__TASK STATEMENT__: Write out all of the entries that follow, word for word, but skip the pictures.

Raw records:

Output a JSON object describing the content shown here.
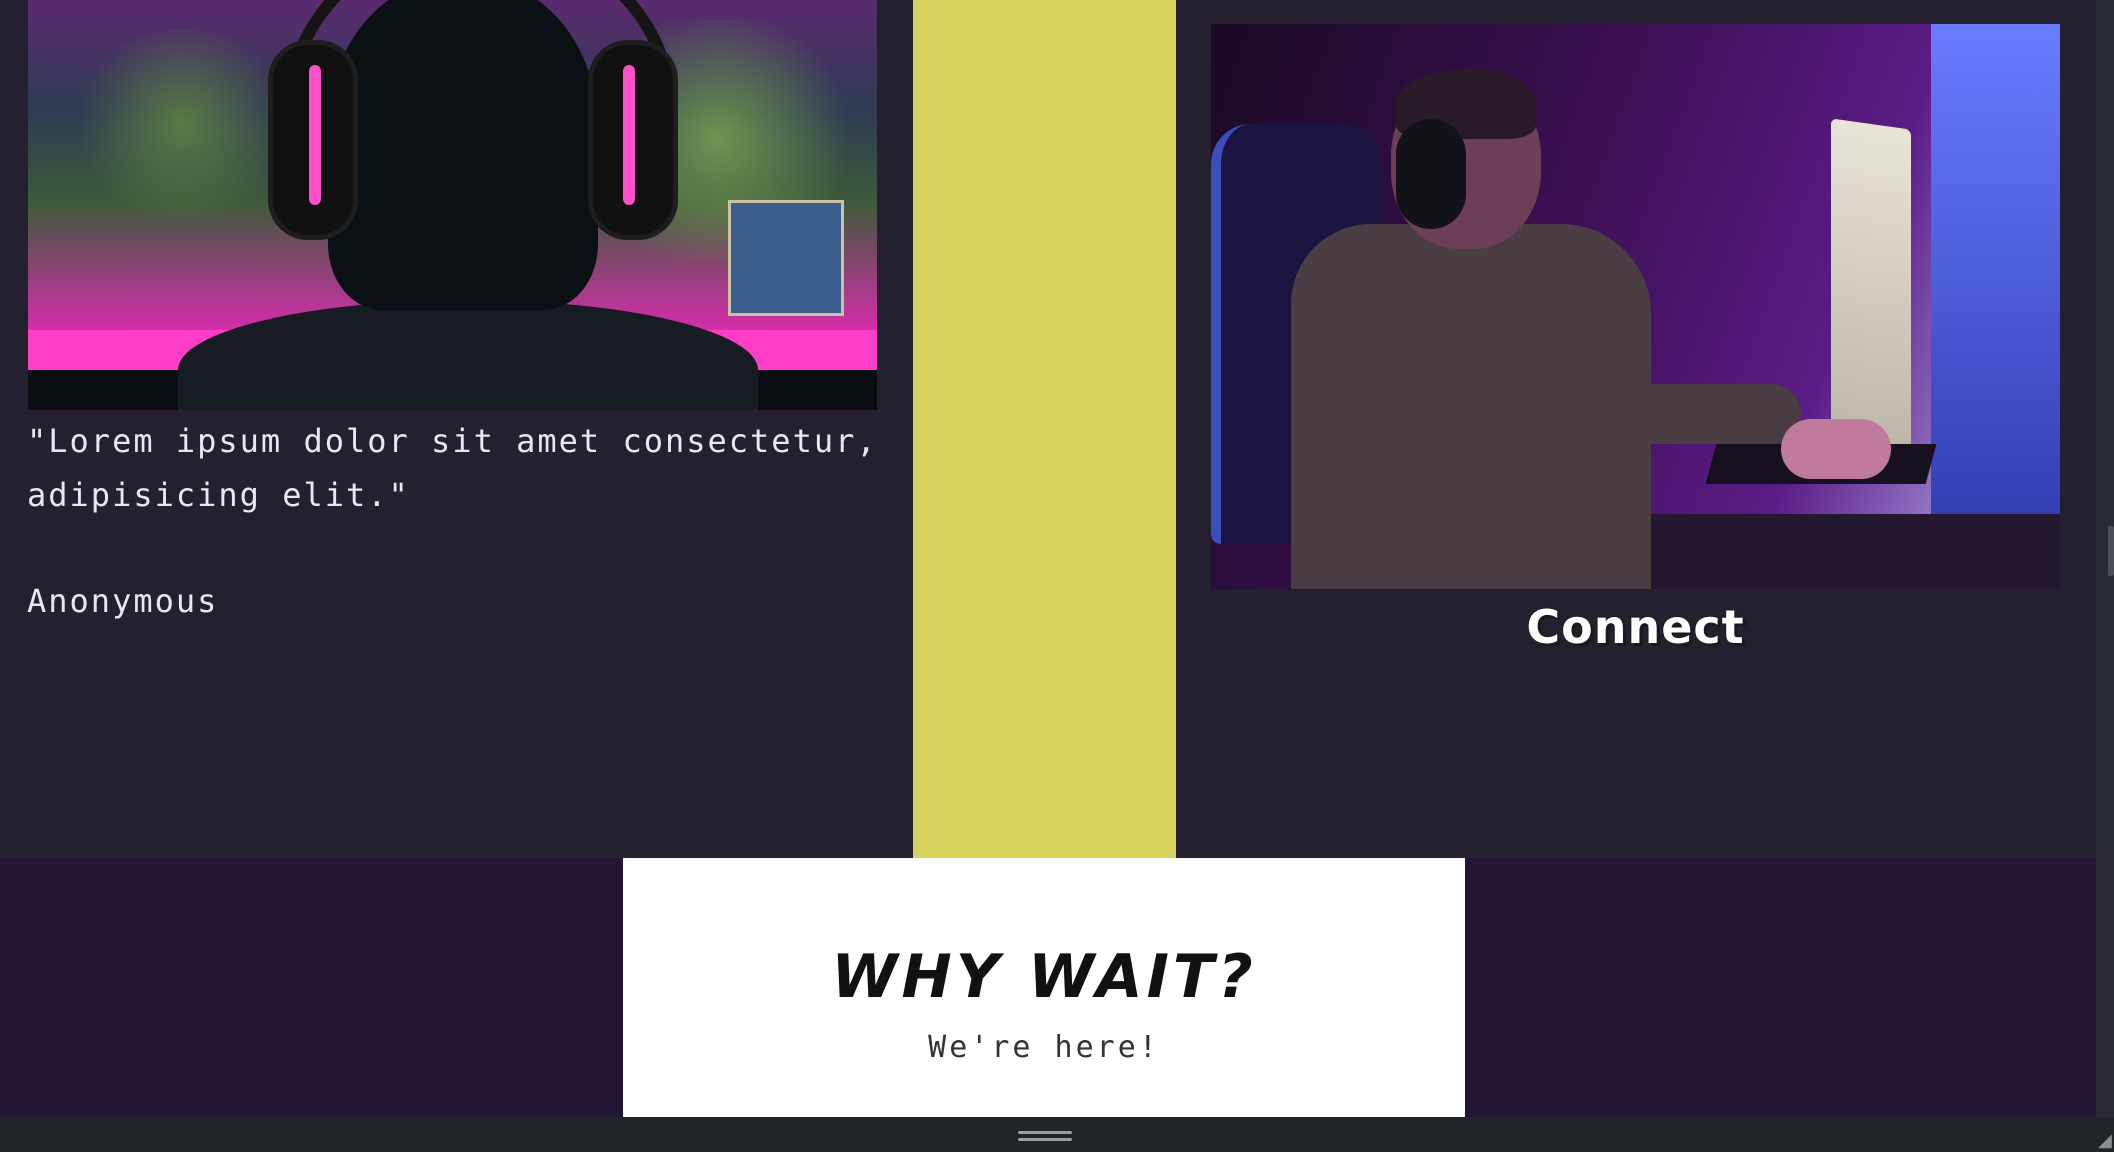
{
  "testimonial": {
    "quote": "\"Lorem ipsum dolor sit amet consectetur, adipisicing elit.\"",
    "author": "Anonymous"
  },
  "feature": {
    "title": "Connect"
  },
  "cta": {
    "title": "WHY WAIT?",
    "subtitle": "We're here!"
  },
  "colors": {
    "page_bg": "#24202f",
    "accent_yellow": "#d6d35e",
    "band_purple": "#231632",
    "card_white": "#ffffff"
  },
  "icons": {
    "resize_handle": "drag-handle-icon",
    "corner": "resize-corner-icon"
  }
}
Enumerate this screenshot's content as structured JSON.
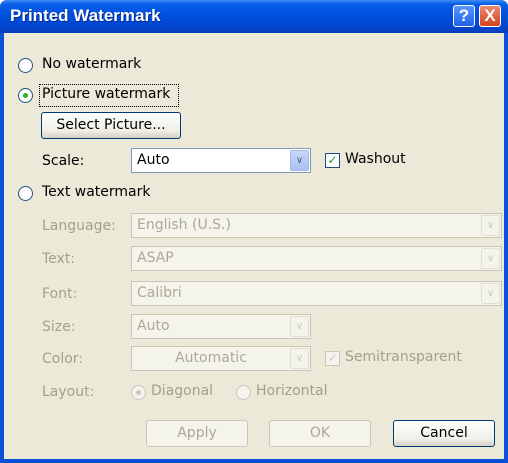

__COMPLETED EXERCISE__:
Output a JSON object describing the content shown here.
{
  "testimonial": {
    "quote": "\"Lorem ipsum dolor sit amet consectetur, adipisicing elit.\"",
    "author": "Anonymous"
  },
  "feature": {
    "title": "Connect"
  },
  "cta": {
    "title": "WHY WAIT?",
    "subtitle": "We're here!"
  },
  "colors": {
    "page_bg": "#24202f",
    "accent_yellow": "#d6d35e",
    "band_purple": "#231632",
    "card_white": "#ffffff"
  },
  "icons": {
    "resize_handle": "drag-handle-icon",
    "corner": "resize-corner-icon"
  }
}
Enumerate this screenshot's content as structured JSON.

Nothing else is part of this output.